Written exercise: Output every line below without omitting or altering anything.
——
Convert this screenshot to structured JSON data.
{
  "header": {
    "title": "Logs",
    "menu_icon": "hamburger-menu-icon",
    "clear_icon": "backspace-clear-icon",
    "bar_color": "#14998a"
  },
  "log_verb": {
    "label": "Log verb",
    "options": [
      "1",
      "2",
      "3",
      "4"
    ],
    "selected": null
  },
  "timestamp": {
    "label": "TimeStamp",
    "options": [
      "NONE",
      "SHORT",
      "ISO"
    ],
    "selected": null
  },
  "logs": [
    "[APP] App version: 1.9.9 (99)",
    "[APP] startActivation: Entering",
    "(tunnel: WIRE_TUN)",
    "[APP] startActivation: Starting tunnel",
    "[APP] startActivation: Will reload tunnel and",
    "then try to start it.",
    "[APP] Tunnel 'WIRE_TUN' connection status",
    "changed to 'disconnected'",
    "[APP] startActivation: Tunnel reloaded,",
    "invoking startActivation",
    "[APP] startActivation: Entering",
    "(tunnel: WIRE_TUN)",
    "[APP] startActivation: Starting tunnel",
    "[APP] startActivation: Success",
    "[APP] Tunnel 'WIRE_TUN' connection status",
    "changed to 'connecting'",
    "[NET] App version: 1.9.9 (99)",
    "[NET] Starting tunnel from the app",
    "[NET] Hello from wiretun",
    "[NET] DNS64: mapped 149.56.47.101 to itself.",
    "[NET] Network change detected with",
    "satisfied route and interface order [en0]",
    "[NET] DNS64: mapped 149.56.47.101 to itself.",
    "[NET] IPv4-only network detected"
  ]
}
——
Task response:
Convert this screenshot to structured JSON data.
{
  "header": {
    "title": "Logs",
    "menu_icon": "hamburger-menu-icon",
    "clear_icon": "backspace-clear-icon",
    "bar_color": "#14998a"
  },
  "log_verb": {
    "label": "Log verb",
    "options": [
      "1",
      "2",
      "3",
      "4"
    ],
    "selected": null
  },
  "timestamp": {
    "label": "TimeStamp",
    "options": [
      "NONE",
      "SHORT",
      "ISO"
    ],
    "selected": null
  },
  "logs": [
    "[APP] App version: 1.9.9 (99)",
    "[APP] startActivation: Entering",
    "(tunnel: WIRE_TUN)",
    "[APP] startActivation: Starting tunnel",
    "[APP] startActivation: Will reload tunnel and",
    "then try to start it.",
    "[APP] Tunnel 'WIRE_TUN' connection status",
    "changed to 'disconnected'",
    "[APP] startActivation: Tunnel reloaded,",
    "invoking startActivation",
    "[APP] startActivation: Entering",
    "(tunnel: WIRE_TUN)",
    "[APP] startActivation: Starting tunnel",
    "[APP] startActivation: Success",
    "[APP] Tunnel 'WIRE_TUN' connection status",
    "changed to 'connecting'",
    "[NET] App version: 1.9.9 (99)",
    "[NET] Starting tunnel from the app",
    "[NET] Hello from wiretun",
    "[NET] DNS64: mapped 149.56.47.101 to itself.",
    "[NET] Network change detected with",
    "satisfied route and interface order [en0]",
    "[NET] DNS64: mapped 149.56.47.101 to itself.",
    "[NET] IPv4-only network detected"
  ]
}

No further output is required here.